_What to work on_
Write out all of the lines below, exactly and completely.
-- Start of Recorded information --
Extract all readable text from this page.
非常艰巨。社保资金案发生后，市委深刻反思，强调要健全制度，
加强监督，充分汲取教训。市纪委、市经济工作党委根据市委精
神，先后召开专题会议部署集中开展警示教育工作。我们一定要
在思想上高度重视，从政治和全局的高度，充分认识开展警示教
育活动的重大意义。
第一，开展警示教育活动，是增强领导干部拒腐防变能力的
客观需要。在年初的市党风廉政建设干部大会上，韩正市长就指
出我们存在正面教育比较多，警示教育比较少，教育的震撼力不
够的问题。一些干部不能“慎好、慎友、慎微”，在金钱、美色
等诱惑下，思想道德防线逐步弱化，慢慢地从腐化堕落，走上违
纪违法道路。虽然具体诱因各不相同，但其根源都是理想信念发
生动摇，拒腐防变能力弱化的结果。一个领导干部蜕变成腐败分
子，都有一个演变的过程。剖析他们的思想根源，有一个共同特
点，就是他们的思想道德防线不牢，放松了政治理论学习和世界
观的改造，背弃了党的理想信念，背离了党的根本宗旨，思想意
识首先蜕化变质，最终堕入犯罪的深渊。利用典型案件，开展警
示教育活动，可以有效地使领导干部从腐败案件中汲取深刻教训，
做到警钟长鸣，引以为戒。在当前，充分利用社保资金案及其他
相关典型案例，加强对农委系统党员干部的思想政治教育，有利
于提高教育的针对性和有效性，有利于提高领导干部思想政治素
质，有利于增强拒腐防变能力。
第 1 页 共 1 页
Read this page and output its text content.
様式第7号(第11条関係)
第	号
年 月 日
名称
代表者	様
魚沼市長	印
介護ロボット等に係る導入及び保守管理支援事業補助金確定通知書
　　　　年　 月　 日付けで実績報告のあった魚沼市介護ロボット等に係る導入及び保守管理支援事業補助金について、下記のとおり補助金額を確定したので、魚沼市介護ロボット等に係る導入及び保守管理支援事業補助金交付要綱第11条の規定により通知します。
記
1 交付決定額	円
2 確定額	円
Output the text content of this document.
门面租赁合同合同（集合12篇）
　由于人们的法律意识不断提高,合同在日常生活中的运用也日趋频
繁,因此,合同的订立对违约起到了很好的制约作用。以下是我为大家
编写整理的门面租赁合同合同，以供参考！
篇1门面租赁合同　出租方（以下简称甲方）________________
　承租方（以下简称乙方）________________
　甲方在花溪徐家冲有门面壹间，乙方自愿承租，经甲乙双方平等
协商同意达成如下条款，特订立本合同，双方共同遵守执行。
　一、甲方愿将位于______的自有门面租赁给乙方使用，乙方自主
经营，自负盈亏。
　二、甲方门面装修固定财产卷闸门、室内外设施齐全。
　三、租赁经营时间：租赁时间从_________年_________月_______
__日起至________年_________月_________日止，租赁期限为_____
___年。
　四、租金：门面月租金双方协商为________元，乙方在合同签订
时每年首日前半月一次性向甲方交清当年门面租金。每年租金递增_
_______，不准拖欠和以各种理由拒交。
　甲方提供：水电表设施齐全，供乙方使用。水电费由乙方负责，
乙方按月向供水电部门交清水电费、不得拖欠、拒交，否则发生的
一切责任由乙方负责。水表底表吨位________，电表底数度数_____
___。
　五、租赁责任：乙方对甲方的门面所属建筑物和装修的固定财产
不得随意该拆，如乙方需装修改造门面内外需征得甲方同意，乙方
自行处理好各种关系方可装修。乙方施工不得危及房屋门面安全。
-- End of Recorded information --
_Correct response_
Extract all readable text from this page.
非常艰巨。社保资金案发生后，市委深刻反思，强调要健全制度，
加强监督，充分汲取教训。市纪委、市经济工作党委根据市委精
神，先后召开专题会议部署集中开展警示教育工作。我们一定要
在思想上高度重视，从政治和全局的高度，充分认识开展警示教
育活动的重大意义。
第一，开展警示教育活动，是增强领导干部拒腐防变能力的
客观需要。在年初的市党风廉政建设干部大会上，韩正市长就指
出我们存在正面教育比较多，警示教育比较少，教育的震撼力不
够的问题。一些干部不能“慎好、慎友、慎微”，在金钱、美色
等诱惑下，思想道德防线逐步弱化，慢慢地从腐化堕落，走上违
纪违法道路。虽然具体诱因各不相同，但其根源都是理想信念发
生动摇，拒腐防变能力弱化的结果。一个领导干部蜕变成腐败分
子，都有一个演变的过程。剖析他们的思想根源，有一个共同特
点，就是他们的思想道德防线不牢，放松了政治理论学习和世界
观的改造，背弃了党的理想信念，背离了党的根本宗旨，思想意
识首先蜕化变质，最终堕入犯罪的深渊。利用典型案件，开展警
示教育活动，可以有效地使领导干部从腐败案件中汲取深刻教训，
做到警钟长鸣，引以为戒。在当前，充分利用社保资金案及其他
相关典型案例，加强对农委系统党员干部的思想政治教育，有利
于提高教育的针对性和有效性，有利于提高领导干部思想政治素
质，有利于增强拒腐防变能力。
第 1 页 共 1 页
Read this page and output its text content.
様式第7号(第11条関係)
第	号
年 月 日
名称
代表者	様
魚沼市長	印
介護ロボット等に係る導入及び保守管理支援事業補助金確定通知書
　　　　年　 月　 日付けで実績報告のあった魚沼市介護ロボット等に係る導入及び保守管理支援事業補助金について、下記のとおり補助金額を確定したので、魚沼市介護ロボット等に係る導入及び保守管理支援事業補助金交付要綱第11条の規定により通知します。
記
1 交付決定額	円
2 確定額	円
Output the text content of this document.
门面租赁合同合同（集合12篇）
　由于人们的法律意识不断提高,合同在日常生活中的运用也日趋频
繁,因此,合同的订立对违约起到了很好的制约作用。以下是我为大家
编写整理的门面租赁合同合同，以供参考！
篇1门面租赁合同　出租方（以下简称甲方）________________
　承租方（以下简称乙方）________________
　甲方在花溪徐家冲有门面壹间，乙方自愿承租，经甲乙双方平等
协商同意达成如下条款，特订立本合同，双方共同遵守执行。
　一、甲方愿将位于______的自有门面租赁给乙方使用，乙方自主
经营，自负盈亏。
　二、甲方门面装修固定财产卷闸门、室内外设施齐全。
　三、租赁经营时间：租赁时间从_________年_________月_______
__日起至________年_________月_________日止，租赁期限为_____
___年。
　四、租金：门面月租金双方协商为________元，乙方在合同签订
时每年首日前半月一次性向甲方交清当年门面租金。每年租金递增_
_______，不准拖欠和以各种理由拒交。
　甲方提供：水电表设施齐全，供乙方使用。水电费由乙方负责，
乙方按月向供水电部门交清水电费、不得拖欠、拒交，否则发生的
一切责任由乙方负责。水表底表吨位________，电表底数度数_____
___。
　五、租赁责任：乙方对甲方的门面所属建筑物和装修的固定财产
不得随意该拆，如乙方需装修改造门面内外需征得甲方同意，乙方
自行处理好各种关系方可装修。乙方施工不得危及房屋门面安全。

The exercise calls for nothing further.